**What the exercise asks**
Gather the lines below that include the string "American", copying each in full.
--- begin Records for this task ---
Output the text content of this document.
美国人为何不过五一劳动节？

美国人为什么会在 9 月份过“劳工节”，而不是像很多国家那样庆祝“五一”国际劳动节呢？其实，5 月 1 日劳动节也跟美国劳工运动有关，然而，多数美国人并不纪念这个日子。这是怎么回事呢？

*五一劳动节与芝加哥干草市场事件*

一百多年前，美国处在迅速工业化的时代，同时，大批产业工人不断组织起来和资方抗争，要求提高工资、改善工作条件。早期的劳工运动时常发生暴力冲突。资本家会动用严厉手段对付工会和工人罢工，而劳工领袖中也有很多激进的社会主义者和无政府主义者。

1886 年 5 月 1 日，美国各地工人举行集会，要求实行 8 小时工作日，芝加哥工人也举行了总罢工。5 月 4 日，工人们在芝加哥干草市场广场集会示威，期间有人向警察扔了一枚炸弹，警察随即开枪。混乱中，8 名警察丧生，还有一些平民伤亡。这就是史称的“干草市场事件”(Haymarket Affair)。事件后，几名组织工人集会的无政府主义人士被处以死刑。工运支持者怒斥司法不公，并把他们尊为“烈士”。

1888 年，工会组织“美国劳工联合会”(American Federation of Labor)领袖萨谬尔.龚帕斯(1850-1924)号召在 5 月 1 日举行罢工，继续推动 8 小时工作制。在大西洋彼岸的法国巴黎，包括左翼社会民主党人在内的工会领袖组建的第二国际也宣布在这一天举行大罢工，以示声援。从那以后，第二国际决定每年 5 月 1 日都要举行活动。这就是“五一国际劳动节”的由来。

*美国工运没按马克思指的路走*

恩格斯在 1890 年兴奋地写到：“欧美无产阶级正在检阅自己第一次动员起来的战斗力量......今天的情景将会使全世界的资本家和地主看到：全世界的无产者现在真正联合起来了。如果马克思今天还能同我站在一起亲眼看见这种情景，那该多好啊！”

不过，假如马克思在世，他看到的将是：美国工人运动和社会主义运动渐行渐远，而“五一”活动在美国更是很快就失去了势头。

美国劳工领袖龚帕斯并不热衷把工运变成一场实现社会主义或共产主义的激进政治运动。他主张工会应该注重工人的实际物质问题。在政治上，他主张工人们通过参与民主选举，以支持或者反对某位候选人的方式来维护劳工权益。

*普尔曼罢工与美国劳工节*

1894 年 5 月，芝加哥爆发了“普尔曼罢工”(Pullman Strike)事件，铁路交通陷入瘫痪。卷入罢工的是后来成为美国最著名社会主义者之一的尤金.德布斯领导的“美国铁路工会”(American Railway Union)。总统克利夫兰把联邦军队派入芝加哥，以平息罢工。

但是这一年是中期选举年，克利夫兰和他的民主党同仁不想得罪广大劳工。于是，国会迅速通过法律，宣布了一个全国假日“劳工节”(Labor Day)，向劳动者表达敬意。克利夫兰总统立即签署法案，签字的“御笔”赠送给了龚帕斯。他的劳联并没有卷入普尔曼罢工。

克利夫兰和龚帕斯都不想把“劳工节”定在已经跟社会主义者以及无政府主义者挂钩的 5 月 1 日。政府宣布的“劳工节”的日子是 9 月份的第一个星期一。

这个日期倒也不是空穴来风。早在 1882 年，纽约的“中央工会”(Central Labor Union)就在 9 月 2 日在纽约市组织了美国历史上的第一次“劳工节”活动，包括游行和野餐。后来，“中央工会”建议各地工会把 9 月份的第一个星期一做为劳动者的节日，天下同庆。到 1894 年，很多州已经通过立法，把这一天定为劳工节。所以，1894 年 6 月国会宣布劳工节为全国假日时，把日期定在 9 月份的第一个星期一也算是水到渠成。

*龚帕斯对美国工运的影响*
--- end Records for this task ---
--- begin Records for this task ---
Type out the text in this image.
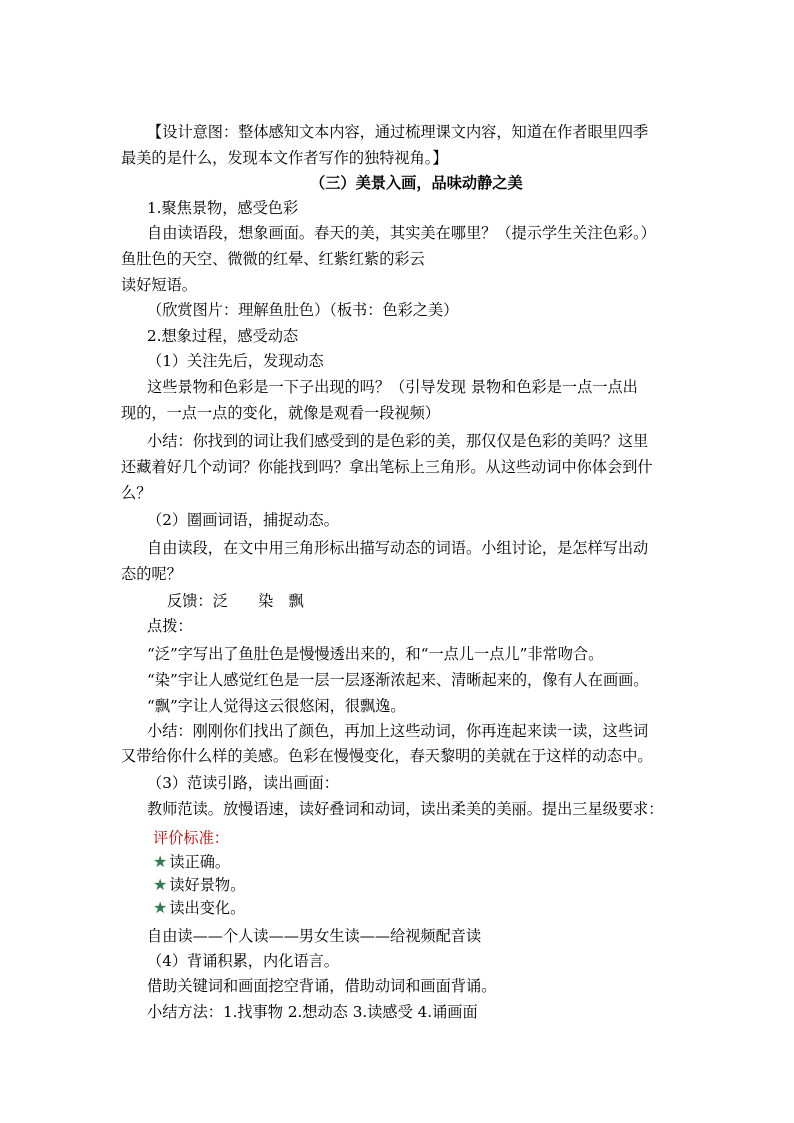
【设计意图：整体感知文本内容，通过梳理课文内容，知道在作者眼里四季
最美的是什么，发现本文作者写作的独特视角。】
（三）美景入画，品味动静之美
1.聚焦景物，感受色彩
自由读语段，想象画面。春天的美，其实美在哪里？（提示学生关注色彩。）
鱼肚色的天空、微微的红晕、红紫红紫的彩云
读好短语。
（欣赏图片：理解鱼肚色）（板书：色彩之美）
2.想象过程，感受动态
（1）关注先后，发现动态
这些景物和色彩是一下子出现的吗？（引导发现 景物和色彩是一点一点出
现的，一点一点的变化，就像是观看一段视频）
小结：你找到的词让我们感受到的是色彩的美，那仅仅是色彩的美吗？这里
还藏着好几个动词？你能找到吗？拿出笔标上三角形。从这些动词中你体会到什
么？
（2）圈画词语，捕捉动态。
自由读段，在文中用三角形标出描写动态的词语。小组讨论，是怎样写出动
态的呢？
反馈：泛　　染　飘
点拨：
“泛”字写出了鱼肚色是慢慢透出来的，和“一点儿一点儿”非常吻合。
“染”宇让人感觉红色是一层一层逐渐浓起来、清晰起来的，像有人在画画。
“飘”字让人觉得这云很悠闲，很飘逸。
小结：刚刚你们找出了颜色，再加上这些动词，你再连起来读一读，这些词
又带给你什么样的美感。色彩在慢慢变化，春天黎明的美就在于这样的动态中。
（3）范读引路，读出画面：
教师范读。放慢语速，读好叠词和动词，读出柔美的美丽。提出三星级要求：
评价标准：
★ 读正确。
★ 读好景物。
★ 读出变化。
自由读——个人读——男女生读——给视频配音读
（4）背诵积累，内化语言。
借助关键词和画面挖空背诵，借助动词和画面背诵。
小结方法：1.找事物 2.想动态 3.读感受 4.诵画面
--- end Records for this task ---
**Reply**
1888 年，工会组织“美国劳工联合会”(American Federation of Labor)领袖萨谬尔.龚帕斯(1850-1924)号召在 5 月 1 日举行罢工，继续推动 8 小时工作制。在大西洋彼岸的法国巴黎，包括左翼社会民主党人在内的工会领袖组建的第二国际也宣布在这一天举行大罢工，以示声援。从那以后，第二国际决定每年 5 月 1 日都要举行活动。这就是“五一国际劳动节”的由来。
1894 年 5 月，芝加哥爆发了“普尔曼罢工”(Pullman Strike)事件，铁路交通陷入瘫痪。卷入罢工的是后来成为美国最著名社会主义者之一的尤金.德布斯领导的“美国铁路工会”(American Railway Union)。总统克利夫兰把联邦军队派入芝加哥，以平息罢工。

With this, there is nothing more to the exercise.